TEXT BLOCK:
######
In order to feed this to the cows there is a machine at the bottom of the silo that takes it out called a silo unloader.
Mother Love At Its Best
Monday (June 12th) it was time to spread liquid manure on the hay fields we just cut. This will help the second cut of hay grow better.
Here on the farm we think about the wildlife on the farm too. There is a killdeer nest right beside the manure pit. Martin took half an hour to find the location of the nest and mark it so it would not get destroyed.
The trucks back up to the nest but the mother killdeer stays on it. You can see some of her 4 eggs under her.
Mapleton's Most Valuable Resource
Okay so it's not glamorous, but this is Mapleton's most valuable resource being spread on the hay field that was just harvested. This will help the second cut of hay on that field grow better.
In this case it is liquid manure that we are spreading - a mix of urine and manure that the cows drop when they are eating and it gets scraped away by the alley scraper, and eventually ends up in the manure pit.
We only need to clean out the liquid manure pit once a year, because a majority of the excrements end up in the compost pack, which you can read more about here.
Mid - June, Martin spotted this Monarch butterfly and was able to get a quick but lovely picture.
Black Turtle Beans Update
The beans are up and growing well as of mid June.
At this point they are big enough to be weeded.
######
SUPPLIED MATERIAL:
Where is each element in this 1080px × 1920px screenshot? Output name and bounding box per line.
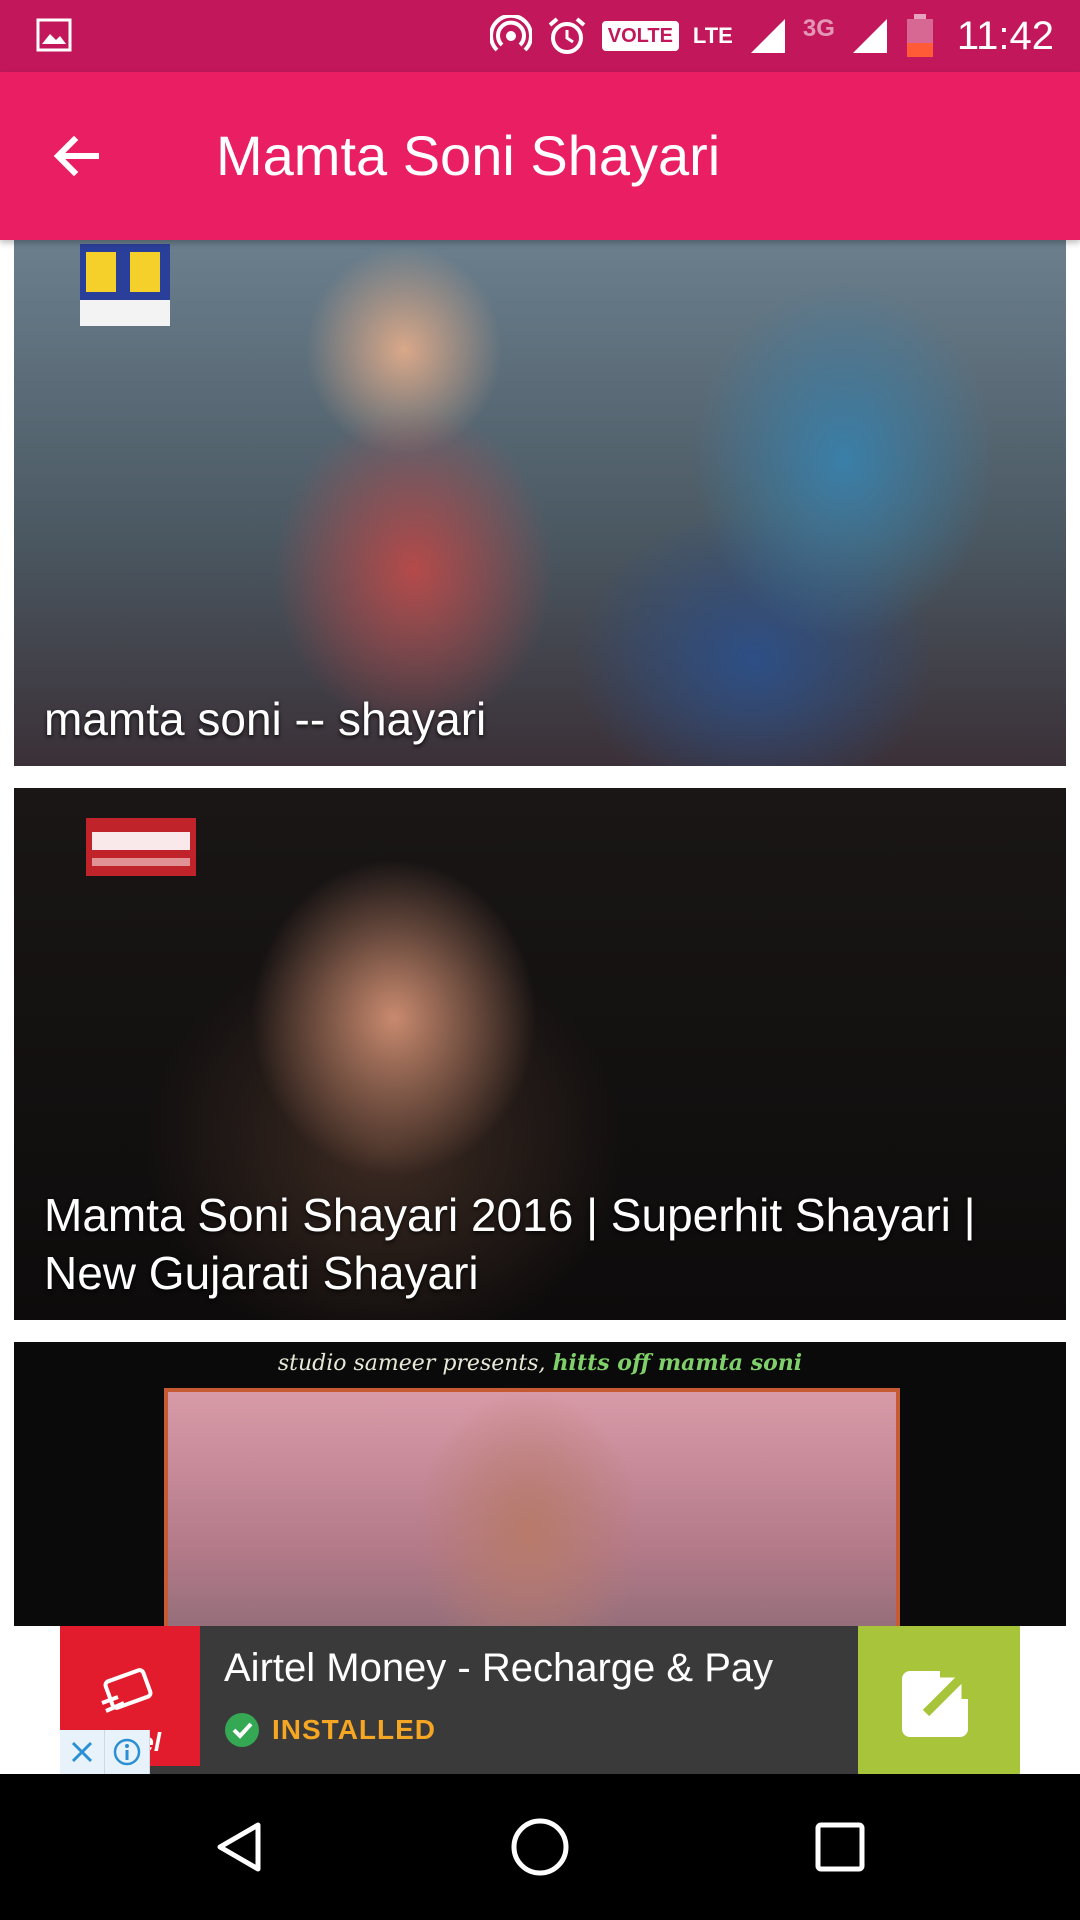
######
STATED GOAL 1:
Using the farm blog text, answer these:
(a) What will spreading liquid manure on the cut hay fields help with?
(b) How long did Martin take to find the killdeer nest and mark it?
(c) How often does the liquid manure pit need to be cleaned out?
STATED GOAL 2: Please pick up the farm blog text after its last sentence and carry it on.

REPLY 1:
(a) It will help the second cut of hay grow better.
(b) Half an hour.
(c) Once a year.

REPLY 2:
It takes a very good driver to do it, and the Crop Manager at Mapleton's is excellent at it.
In this close up below you can see there is just enough room for the tractor tires to maneuver through the rows without running over the young bean plants.
Special Guests for Father's Day
Martin's youngest grandson Acker lives in the United States, but was able to visit over Father's Day weekend along with his Mom & Dad.
Here is a glimpse of some of Acker's adventures!
Acker with his Aunt Arwa. As Martin says "you have to train them young."
Acker and his Aunt Arwa watching the birth of a calf. Acker's first!
The calf was a girl, and named Adrienne for Acker's mom.
Martin with Acker and Cherokee.
Rain, rain and more rain...
This picture is from the morning of June 23rd. Overnight the farm received 5 inches of rain in 6 hours!
At the left of the picture is a small creek that has filled and overflowed with the rain causing some flooding.
The area that is flooded also happens to be the laneway from the current pasture area to the barn.
Overnight the cows were out on the pasture which is at a higher level and not flooded. However, they didn't want to walk through the flooded area to go back to the barn.
Martin had to go out on the ATV to herd them home through the water. (There were some complaints from him about wet boots and socks but he and the ATV made it through the water too.)
For the rest of the day the cows will stay inside to minimize damage to the pasture.
In terms of the crops... there is a bit of a washout in some areas, and some are under water, but as long as the water is gone in 24 hours they should be fine.
The bigger concern at this point is weed control, because with the wet conditions we can't get into the fields to weed.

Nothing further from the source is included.